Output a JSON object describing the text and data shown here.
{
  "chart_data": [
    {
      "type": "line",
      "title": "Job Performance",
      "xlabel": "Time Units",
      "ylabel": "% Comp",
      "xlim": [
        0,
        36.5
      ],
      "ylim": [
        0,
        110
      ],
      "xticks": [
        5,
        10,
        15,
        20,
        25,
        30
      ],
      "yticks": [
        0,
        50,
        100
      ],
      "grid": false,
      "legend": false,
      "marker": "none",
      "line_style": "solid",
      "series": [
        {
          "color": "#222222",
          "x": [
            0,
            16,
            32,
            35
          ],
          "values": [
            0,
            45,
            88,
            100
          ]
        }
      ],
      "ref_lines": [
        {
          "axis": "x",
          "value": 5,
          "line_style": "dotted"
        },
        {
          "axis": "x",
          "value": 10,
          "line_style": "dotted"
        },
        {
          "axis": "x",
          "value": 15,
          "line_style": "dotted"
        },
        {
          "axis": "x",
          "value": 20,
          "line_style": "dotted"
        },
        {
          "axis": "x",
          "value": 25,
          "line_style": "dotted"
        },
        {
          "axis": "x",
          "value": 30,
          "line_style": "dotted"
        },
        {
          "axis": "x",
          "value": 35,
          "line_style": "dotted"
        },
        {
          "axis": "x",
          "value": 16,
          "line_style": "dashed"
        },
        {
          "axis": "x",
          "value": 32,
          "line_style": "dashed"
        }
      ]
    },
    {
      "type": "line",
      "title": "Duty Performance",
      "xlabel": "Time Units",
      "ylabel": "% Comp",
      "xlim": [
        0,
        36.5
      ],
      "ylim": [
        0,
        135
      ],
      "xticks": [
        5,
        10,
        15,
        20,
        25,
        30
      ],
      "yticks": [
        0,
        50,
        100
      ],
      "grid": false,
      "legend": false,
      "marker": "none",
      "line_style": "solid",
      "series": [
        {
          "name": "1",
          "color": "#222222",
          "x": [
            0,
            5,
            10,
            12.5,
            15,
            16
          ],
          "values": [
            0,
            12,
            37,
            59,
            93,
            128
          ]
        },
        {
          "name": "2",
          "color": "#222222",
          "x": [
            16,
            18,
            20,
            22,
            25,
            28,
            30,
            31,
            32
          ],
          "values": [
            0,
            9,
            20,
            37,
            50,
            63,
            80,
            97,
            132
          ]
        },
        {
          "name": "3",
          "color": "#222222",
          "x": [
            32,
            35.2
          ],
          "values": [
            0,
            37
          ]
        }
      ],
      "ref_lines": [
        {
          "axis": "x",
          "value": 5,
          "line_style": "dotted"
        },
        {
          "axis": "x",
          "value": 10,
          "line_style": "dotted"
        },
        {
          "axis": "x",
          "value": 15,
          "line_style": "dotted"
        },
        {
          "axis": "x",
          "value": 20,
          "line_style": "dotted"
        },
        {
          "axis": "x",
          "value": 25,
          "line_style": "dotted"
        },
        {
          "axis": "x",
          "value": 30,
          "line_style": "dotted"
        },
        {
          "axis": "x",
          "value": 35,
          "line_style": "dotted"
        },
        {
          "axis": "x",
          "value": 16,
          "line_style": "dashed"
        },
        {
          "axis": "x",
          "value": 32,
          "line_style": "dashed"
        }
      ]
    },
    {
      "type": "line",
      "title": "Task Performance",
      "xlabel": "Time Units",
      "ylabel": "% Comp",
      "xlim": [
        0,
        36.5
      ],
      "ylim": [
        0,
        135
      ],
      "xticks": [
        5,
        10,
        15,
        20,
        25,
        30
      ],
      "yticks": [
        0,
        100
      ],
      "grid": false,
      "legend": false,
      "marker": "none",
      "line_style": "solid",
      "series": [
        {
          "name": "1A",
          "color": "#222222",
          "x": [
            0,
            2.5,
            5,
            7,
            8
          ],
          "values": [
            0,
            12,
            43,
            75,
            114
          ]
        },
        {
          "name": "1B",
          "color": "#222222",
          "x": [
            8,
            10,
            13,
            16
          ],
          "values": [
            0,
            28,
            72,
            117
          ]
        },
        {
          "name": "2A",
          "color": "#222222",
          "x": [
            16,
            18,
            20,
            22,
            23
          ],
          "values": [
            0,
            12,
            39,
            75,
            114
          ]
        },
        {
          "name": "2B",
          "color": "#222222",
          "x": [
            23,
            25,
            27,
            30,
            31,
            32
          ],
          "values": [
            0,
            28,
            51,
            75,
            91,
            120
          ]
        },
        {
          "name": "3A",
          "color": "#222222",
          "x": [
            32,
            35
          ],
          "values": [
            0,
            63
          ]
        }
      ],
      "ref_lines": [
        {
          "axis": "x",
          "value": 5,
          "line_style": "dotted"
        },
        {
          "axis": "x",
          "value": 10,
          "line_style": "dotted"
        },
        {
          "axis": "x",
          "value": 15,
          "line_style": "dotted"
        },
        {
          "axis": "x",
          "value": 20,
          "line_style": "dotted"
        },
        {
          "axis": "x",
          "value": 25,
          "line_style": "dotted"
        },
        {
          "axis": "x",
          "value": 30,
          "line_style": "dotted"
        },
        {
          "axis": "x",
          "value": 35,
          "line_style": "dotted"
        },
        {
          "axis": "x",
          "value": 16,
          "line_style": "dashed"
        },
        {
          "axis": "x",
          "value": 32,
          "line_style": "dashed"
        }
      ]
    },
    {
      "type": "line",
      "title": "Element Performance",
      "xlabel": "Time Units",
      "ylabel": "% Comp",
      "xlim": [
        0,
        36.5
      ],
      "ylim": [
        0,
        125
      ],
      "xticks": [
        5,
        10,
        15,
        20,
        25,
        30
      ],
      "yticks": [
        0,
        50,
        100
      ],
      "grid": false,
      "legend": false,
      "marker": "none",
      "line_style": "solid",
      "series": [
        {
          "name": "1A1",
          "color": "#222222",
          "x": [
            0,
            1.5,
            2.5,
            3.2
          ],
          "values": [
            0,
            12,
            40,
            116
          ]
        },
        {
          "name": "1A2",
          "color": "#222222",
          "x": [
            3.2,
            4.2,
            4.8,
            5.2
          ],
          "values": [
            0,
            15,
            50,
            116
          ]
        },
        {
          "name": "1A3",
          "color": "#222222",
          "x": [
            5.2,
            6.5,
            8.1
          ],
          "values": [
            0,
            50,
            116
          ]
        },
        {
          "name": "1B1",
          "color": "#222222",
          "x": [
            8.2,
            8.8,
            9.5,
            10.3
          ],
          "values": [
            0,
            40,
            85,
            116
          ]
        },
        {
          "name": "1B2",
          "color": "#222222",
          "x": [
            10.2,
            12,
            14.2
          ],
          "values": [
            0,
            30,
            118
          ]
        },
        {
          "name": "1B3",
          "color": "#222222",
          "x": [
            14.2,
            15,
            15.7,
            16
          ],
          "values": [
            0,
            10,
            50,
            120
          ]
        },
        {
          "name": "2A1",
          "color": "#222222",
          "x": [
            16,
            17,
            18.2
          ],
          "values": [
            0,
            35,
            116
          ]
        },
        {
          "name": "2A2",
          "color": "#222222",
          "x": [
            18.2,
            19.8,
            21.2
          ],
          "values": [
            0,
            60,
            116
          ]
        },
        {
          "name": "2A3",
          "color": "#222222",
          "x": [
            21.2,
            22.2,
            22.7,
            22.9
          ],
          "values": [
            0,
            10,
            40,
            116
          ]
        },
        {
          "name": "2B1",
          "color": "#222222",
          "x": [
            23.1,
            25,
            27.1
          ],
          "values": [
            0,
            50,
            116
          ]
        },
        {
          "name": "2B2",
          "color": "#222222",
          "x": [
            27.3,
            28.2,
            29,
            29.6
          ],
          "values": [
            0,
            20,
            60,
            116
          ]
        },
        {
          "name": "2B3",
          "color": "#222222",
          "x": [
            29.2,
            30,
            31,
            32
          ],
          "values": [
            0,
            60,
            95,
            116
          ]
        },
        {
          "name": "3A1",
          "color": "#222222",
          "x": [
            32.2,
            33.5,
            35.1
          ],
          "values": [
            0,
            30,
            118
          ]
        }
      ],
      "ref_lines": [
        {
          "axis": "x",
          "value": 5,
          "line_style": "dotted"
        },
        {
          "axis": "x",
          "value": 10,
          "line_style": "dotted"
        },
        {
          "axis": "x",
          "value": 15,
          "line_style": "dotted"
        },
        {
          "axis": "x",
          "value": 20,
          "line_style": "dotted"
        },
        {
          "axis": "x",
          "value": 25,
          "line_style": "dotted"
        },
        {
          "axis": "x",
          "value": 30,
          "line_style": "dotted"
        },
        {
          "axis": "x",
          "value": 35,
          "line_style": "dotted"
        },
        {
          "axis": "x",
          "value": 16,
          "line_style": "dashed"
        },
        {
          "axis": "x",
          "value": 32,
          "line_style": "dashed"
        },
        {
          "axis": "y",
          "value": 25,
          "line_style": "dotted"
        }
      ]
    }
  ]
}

THE TASK: Only lines with "title" are wanted here; list each of them.

TASK RESULT:
      "title": "Job Performance",
      "title": "Duty Performance",
      "title": "Task Performance",
      "title": "Element Performance",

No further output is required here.